◆ SET PROBLEM ◆
Gather all lines containing the string "Output" and copy them out.

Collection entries
* START *

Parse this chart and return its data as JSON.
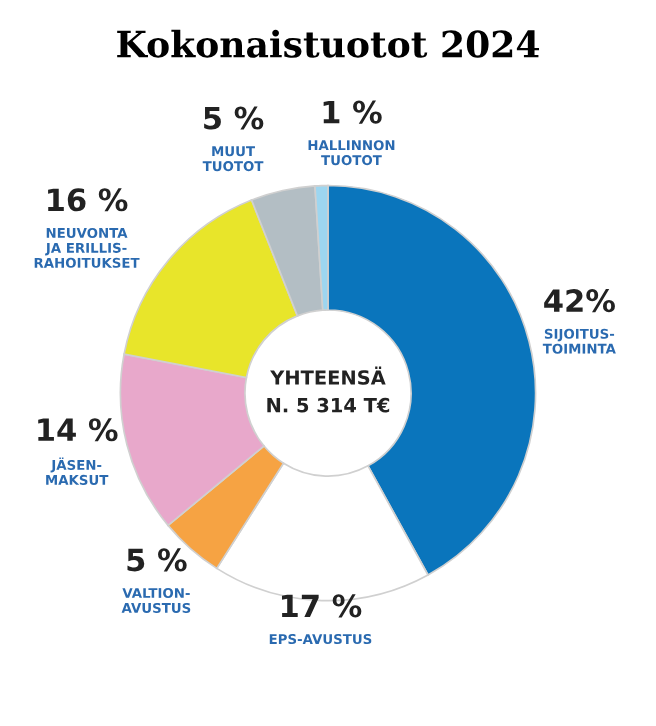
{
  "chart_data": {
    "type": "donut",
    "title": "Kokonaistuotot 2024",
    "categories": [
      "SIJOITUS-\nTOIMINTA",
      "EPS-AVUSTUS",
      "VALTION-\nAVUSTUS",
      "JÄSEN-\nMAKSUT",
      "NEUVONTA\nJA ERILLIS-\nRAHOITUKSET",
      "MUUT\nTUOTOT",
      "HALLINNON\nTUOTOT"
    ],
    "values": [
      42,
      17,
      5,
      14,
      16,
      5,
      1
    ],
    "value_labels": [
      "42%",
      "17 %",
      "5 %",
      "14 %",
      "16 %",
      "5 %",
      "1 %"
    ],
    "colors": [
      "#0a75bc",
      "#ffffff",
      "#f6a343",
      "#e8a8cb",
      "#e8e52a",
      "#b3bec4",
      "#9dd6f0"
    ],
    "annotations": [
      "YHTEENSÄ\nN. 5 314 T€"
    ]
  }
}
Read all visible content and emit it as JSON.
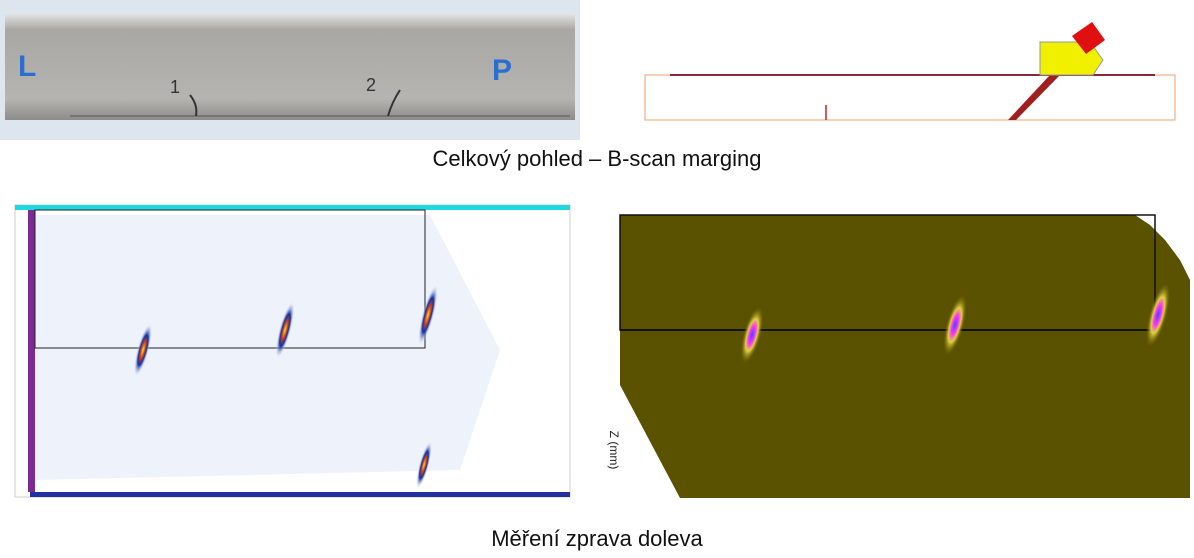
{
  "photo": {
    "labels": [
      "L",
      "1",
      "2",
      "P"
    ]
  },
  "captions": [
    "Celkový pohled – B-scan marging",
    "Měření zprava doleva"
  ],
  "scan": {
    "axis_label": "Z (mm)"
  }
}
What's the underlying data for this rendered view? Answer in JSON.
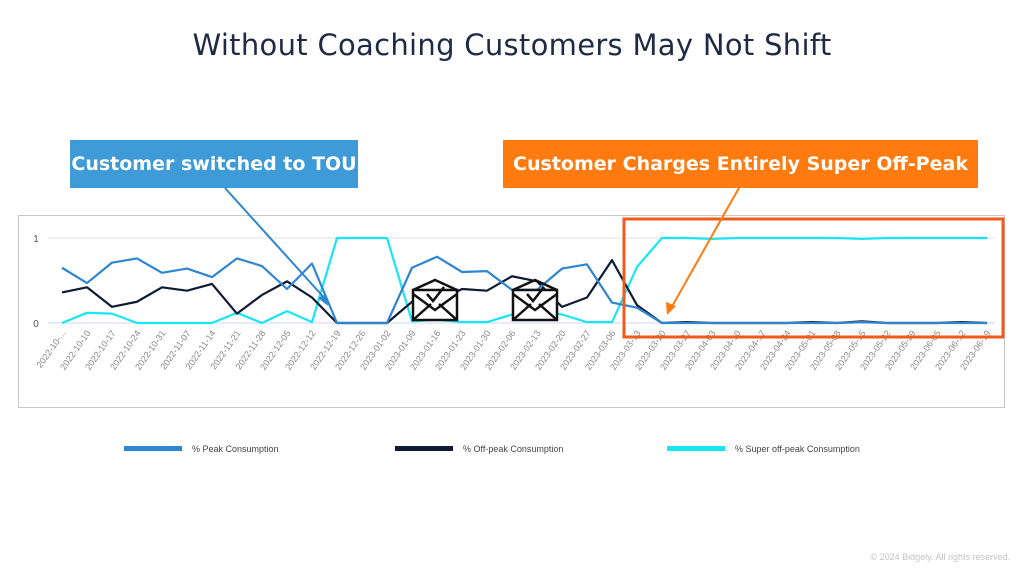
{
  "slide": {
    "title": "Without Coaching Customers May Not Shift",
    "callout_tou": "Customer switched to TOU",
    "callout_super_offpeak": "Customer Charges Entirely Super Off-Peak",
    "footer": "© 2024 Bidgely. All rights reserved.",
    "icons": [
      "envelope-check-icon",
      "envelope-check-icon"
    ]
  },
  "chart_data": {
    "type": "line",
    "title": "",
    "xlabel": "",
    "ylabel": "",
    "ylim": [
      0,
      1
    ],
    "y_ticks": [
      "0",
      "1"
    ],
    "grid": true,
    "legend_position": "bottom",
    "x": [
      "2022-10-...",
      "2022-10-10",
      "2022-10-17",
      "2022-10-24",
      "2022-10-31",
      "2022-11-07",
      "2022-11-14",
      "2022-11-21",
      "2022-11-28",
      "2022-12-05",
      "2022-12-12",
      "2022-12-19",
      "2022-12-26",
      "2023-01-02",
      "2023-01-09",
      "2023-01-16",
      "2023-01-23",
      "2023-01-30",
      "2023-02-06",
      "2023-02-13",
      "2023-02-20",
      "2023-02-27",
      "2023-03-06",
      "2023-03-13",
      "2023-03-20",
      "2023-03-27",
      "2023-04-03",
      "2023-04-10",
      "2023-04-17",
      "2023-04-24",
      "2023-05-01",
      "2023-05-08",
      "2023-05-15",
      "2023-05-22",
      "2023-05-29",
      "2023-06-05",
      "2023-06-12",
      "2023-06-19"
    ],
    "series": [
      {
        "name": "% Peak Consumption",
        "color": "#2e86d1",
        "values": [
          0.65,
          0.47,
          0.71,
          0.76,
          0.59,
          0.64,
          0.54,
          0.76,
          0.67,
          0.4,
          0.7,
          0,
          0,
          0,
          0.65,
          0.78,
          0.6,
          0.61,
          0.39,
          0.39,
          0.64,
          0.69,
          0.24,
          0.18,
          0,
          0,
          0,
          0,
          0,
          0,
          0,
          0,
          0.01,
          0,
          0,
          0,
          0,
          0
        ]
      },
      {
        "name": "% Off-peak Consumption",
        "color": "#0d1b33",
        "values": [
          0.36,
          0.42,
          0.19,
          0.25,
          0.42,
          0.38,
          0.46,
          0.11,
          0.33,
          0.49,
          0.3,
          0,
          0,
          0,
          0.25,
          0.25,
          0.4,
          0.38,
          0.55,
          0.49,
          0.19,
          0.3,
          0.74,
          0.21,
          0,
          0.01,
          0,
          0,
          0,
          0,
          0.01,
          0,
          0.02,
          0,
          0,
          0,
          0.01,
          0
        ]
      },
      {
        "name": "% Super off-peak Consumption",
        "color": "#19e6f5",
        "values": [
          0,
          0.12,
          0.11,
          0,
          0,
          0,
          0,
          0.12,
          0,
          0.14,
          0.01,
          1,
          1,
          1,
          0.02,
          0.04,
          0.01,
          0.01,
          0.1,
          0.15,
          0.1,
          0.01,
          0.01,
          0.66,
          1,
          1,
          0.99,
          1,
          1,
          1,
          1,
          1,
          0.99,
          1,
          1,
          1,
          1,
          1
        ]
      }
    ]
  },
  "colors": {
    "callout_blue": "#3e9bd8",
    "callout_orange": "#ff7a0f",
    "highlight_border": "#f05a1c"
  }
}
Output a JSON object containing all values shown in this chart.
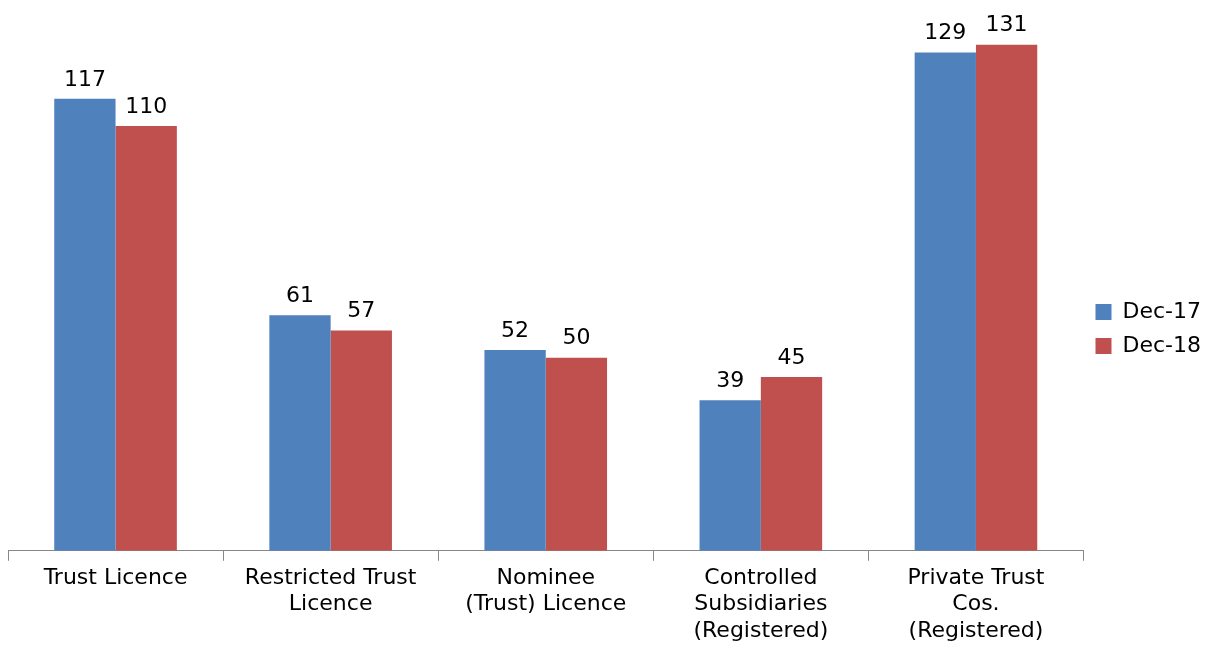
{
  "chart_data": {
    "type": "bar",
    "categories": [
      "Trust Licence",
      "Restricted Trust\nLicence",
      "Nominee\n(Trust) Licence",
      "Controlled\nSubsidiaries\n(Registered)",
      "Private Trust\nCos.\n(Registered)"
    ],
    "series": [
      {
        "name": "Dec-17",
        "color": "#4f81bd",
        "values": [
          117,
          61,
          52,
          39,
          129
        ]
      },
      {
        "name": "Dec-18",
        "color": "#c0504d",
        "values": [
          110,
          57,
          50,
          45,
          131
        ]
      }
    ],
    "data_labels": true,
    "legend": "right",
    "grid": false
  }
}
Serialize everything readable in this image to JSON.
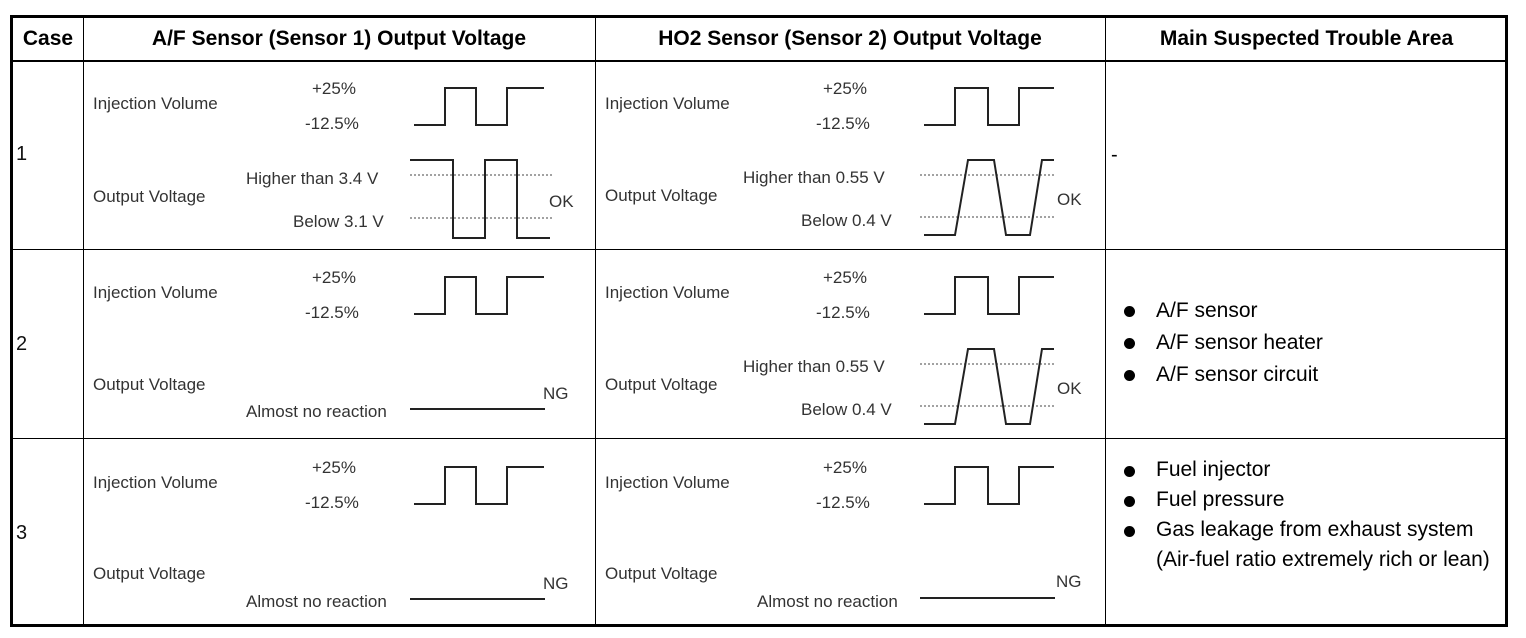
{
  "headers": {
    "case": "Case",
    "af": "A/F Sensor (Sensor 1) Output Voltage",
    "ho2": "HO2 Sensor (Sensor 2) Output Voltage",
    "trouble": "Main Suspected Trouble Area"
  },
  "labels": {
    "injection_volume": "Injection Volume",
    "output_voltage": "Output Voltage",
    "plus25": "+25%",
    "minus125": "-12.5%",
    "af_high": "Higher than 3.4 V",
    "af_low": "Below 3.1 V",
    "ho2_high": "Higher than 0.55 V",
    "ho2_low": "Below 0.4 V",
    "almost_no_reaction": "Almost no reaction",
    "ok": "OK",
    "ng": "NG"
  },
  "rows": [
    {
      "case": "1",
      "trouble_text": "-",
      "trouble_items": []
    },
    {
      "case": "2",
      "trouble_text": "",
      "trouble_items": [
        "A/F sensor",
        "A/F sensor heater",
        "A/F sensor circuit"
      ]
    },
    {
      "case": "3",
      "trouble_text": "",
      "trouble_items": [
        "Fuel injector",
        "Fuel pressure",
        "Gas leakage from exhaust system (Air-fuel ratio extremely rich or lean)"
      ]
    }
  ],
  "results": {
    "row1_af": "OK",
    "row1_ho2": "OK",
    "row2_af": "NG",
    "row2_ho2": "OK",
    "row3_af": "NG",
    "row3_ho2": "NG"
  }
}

* END *

◆ TASK RESPONSE ◆
Output a JSON object containing all values shown in this chart.
    "af": "A/F Sensor (Sensor 1) Output Voltage",
    "ho2": "HO2 Sensor (Sensor 2) Output Voltage",
    "output_voltage": "Output Voltage",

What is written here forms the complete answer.